Direction: Render the material again word for word, skipping the pictures in it.
•••
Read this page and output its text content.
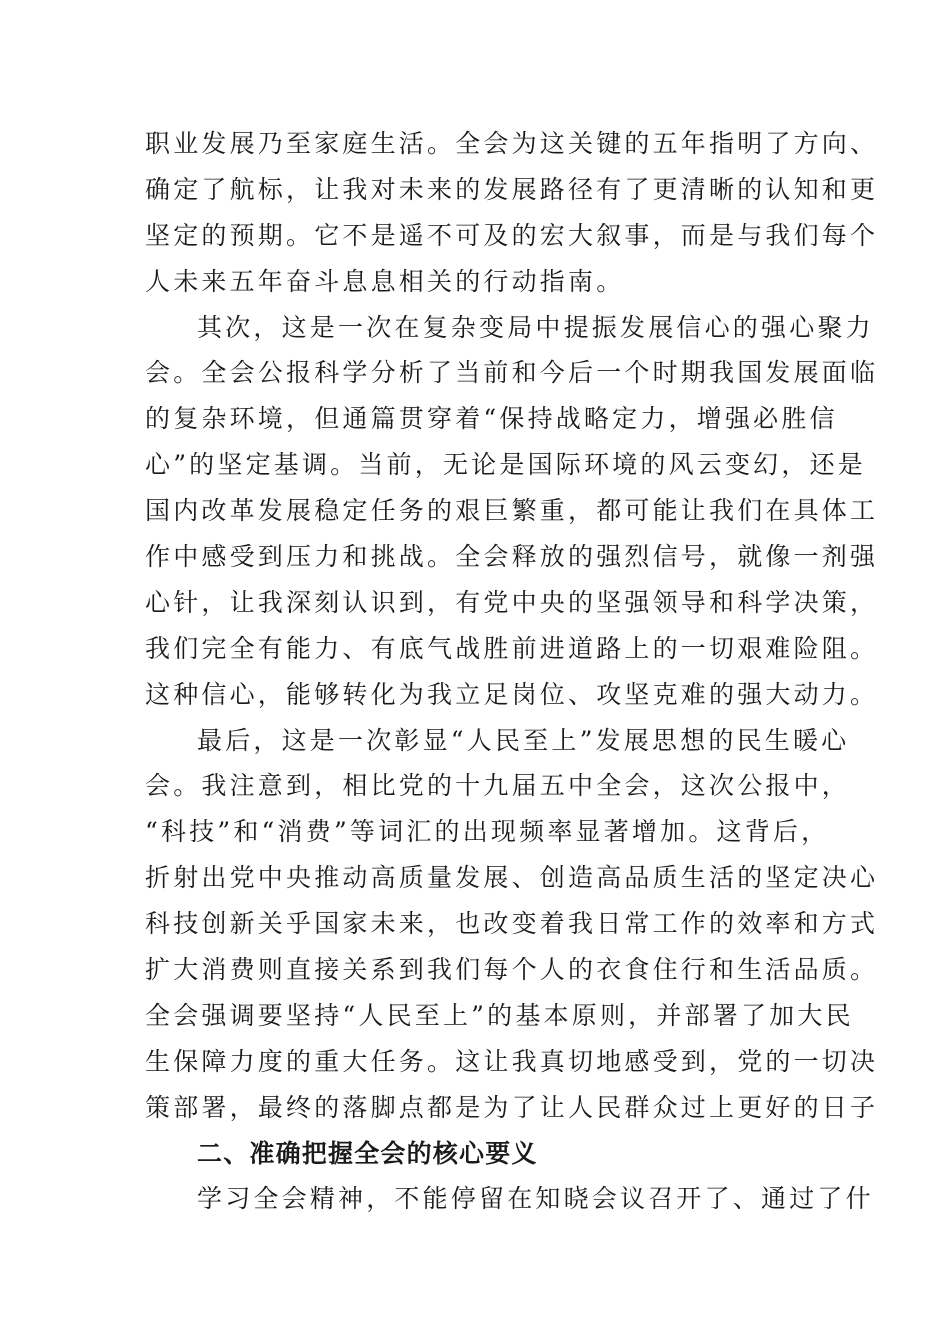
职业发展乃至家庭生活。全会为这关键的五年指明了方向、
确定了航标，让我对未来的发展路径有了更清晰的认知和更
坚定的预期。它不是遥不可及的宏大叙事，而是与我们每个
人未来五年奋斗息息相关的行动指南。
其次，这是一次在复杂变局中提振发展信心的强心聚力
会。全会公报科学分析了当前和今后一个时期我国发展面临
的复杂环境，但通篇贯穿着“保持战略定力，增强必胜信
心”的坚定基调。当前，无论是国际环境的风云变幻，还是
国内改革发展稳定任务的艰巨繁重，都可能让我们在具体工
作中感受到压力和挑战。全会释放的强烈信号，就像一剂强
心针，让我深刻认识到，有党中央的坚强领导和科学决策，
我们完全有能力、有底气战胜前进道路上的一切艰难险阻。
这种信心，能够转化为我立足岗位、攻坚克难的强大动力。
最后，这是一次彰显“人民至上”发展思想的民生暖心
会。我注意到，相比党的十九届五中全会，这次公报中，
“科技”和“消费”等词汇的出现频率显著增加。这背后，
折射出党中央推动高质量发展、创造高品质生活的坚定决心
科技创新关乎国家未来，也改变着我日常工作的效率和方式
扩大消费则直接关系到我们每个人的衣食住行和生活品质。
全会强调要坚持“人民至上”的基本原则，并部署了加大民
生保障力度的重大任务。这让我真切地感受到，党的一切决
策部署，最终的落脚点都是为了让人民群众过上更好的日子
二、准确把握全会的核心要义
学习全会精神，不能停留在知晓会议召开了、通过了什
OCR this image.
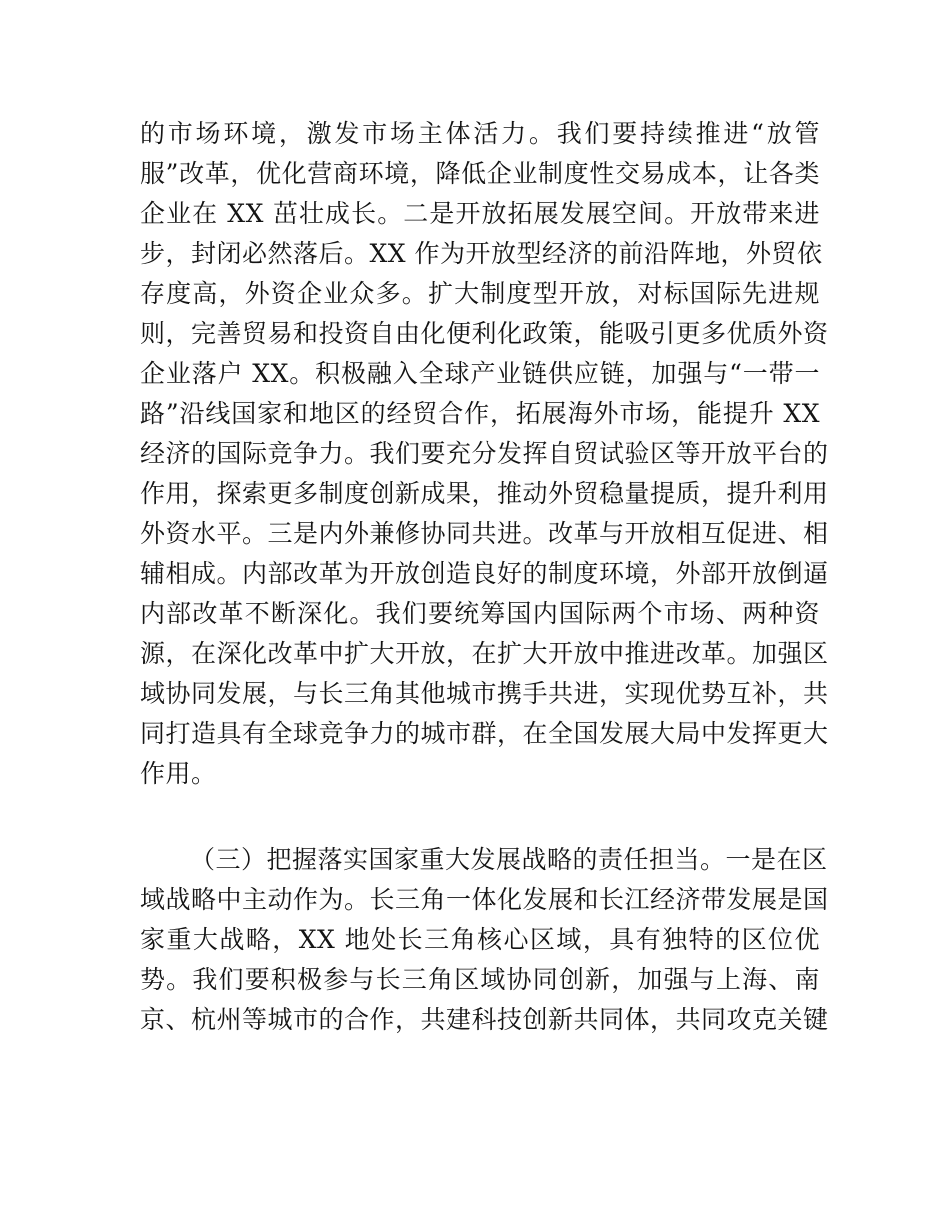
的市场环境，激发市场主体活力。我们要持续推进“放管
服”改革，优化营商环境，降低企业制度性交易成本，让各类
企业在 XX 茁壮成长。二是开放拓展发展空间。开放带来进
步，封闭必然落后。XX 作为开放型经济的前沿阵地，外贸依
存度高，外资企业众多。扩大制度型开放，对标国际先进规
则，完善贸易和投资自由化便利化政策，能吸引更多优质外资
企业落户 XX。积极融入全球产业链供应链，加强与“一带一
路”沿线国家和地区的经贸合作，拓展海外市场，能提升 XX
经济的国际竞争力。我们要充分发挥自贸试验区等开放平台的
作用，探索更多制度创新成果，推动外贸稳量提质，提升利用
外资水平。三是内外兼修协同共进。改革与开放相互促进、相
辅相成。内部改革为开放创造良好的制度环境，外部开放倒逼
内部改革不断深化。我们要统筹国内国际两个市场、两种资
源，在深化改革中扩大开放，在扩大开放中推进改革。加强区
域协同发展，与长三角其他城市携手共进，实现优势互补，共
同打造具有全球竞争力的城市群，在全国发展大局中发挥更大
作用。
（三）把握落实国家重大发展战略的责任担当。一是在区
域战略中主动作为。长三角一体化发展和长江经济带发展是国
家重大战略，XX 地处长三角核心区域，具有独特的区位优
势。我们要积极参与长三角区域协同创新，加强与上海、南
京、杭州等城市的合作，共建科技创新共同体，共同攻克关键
•••
Reply:
Read this page and output its text content.
职业发展乃至家庭生活。全会为这关键的五年指明了方向、
确定了航标，让我对未来的发展路径有了更清晰的认知和更
坚定的预期。它不是遥不可及的宏大叙事，而是与我们每个
人未来五年奋斗息息相关的行动指南。
其次，这是一次在复杂变局中提振发展信心的强心聚力
会。全会公报科学分析了当前和今后一个时期我国发展面临
的复杂环境，但通篇贯穿着“保持战略定力，增强必胜信
心”的坚定基调。当前，无论是国际环境的风云变幻，还是
国内改革发展稳定任务的艰巨繁重，都可能让我们在具体工
作中感受到压力和挑战。全会释放的强烈信号，就像一剂强
心针，让我深刻认识到，有党中央的坚强领导和科学决策，
我们完全有能力、有底气战胜前进道路上的一切艰难险阻。
这种信心，能够转化为我立足岗位、攻坚克难的强大动力。
最后，这是一次彰显“人民至上”发展思想的民生暖心
会。我注意到，相比党的十九届五中全会，这次公报中，
“科技”和“消费”等词汇的出现频率显著增加。这背后，
折射出党中央推动高质量发展、创造高品质生活的坚定决心
科技创新关乎国家未来，也改变着我日常工作的效率和方式
扩大消费则直接关系到我们每个人的衣食住行和生活品质。
全会强调要坚持“人民至上”的基本原则，并部署了加大民
生保障力度的重大任务。这让我真切地感受到，党的一切决
策部署，最终的落脚点都是为了让人民群众过上更好的日子
二、准确把握全会的核心要义
学习全会精神，不能停留在知晓会议召开了、通过了什
OCR this image.
的市场环境，激发市场主体活力。我们要持续推进“放管
服”改革，优化营商环境，降低企业制度性交易成本，让各类
企业在 XX 茁壮成长。二是开放拓展发展空间。开放带来进
步，封闭必然落后。XX 作为开放型经济的前沿阵地，外贸依
存度高，外资企业众多。扩大制度型开放，对标国际先进规
则，完善贸易和投资自由化便利化政策，能吸引更多优质外资
企业落户 XX。积极融入全球产业链供应链，加强与“一带一
路”沿线国家和地区的经贸合作，拓展海外市场，能提升 XX
经济的国际竞争力。我们要充分发挥自贸试验区等开放平台的
作用，探索更多制度创新成果，推动外贸稳量提质，提升利用
外资水平。三是内外兼修协同共进。改革与开放相互促进、相
辅相成。内部改革为开放创造良好的制度环境，外部开放倒逼
内部改革不断深化。我们要统筹国内国际两个市场、两种资
源，在深化改革中扩大开放，在扩大开放中推进改革。加强区
域协同发展，与长三角其他城市携手共进，实现优势互补，共
同打造具有全球竞争力的城市群，在全国发展大局中发挥更大
作用。
（三）把握落实国家重大发展战略的责任担当。一是在区
域战略中主动作为。长三角一体化发展和长江经济带发展是国
家重大战略，XX 地处长三角核心区域，具有独特的区位优
势。我们要积极参与长三角区域协同创新，加强与上海、南
京、杭州等城市的合作，共建科技创新共同体，共同攻克关键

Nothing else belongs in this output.